#### Written task
Quote every entry word for word.

#### Records shown
§

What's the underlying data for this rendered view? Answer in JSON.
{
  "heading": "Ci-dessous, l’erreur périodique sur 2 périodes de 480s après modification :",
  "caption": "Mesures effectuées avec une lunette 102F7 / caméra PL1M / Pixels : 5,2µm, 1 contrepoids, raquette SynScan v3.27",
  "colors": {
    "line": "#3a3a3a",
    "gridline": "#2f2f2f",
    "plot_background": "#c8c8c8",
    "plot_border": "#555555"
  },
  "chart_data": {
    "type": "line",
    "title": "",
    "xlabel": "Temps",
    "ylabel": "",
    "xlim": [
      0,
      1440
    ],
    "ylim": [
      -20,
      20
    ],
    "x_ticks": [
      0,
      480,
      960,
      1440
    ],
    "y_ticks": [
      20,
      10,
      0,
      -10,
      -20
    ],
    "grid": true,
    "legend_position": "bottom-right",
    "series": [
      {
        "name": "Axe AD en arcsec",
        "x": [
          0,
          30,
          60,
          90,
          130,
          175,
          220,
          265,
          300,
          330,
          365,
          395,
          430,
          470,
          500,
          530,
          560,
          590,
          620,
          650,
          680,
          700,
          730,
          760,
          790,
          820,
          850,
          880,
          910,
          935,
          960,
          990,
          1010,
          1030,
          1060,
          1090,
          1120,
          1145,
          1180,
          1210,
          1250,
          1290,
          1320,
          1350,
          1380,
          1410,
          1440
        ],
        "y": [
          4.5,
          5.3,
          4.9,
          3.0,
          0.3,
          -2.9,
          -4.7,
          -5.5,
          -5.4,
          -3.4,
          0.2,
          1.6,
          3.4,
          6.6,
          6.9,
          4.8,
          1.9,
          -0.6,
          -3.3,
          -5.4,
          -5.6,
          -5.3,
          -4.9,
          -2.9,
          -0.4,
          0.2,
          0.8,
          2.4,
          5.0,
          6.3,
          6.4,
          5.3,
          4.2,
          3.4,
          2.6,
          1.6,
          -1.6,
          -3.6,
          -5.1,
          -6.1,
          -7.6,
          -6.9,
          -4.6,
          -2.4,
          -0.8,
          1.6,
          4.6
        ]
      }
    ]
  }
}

§

#### Result of the exercise
What's the underlying data for this rendered view? Answer in JSON.
{
  "heading": "Ci-dessous, l’erreur périodique sur 2 périodes de 480s après modification :",
  "caption": "Mesures effectuées avec une lunette 102F7 / caméra PL1M / Pixels : 5,2µm, 1 contrepoids, raquette SynScan v3.27",
  "colors": {
    "line": "#3a3a3a",
    "gridline": "#2f2f2f",
    "plot_background": "#c8c8c8",
    "plot_border": "#555555"
  },
  "chart_data": {
    "type": "line",
    "title": "",
    "xlabel": "Temps",
    "ylabel": "",
    "xlim": [
      0,
      1440
    ],
    "ylim": [
      -20,
      20
    ],
    "x_ticks": [
      0,
      480,
      960,
      1440
    ],
    "y_ticks": [
      20,
      10,
      0,
      -10,
      -20
    ],
    "grid": true,
    "legend_position": "bottom-right",
    "series": [
      {
        "name": "Axe AD en arcsec",
        "x": [
          0,
          30,
          60,
          90,
          130,
          175,
          220,
          265,
          300,
          330,
          365,
          395,
          430,
          470,
          500,
          530,
          560,
          590,
          620,
          650,
          680,
          700,
          730,
          760,
          790,
          820,
          850,
          880,
          910,
          935,
          960,
          990,
          1010,
          1030,
          1060,
          1090,
          1120,
          1145,
          1180,
          1210,
          1250,
          1290,
          1320,
          1350,
          1380,
          1410,
          1440
        ],
        "y": [
          4.5,
          5.3,
          4.9,
          3.0,
          0.3,
          -2.9,
          -4.7,
          -5.5,
          -5.4,
          -3.4,
          0.2,
          1.6,
          3.4,
          6.6,
          6.9,
          4.8,
          1.9,
          -0.6,
          -3.3,
          -5.4,
          -5.6,
          -5.3,
          -4.9,
          -2.9,
          -0.4,
          0.2,
          0.8,
          2.4,
          5.0,
          6.3,
          6.4,
          5.3,
          4.2,
          3.4,
          2.6,
          1.6,
          -1.6,
          -3.6,
          -5.1,
          -6.1,
          -7.6,
          -6.9,
          -4.6,
          -2.4,
          -0.8,
          1.6,
          4.6
        ]
      }
    ]
  }
}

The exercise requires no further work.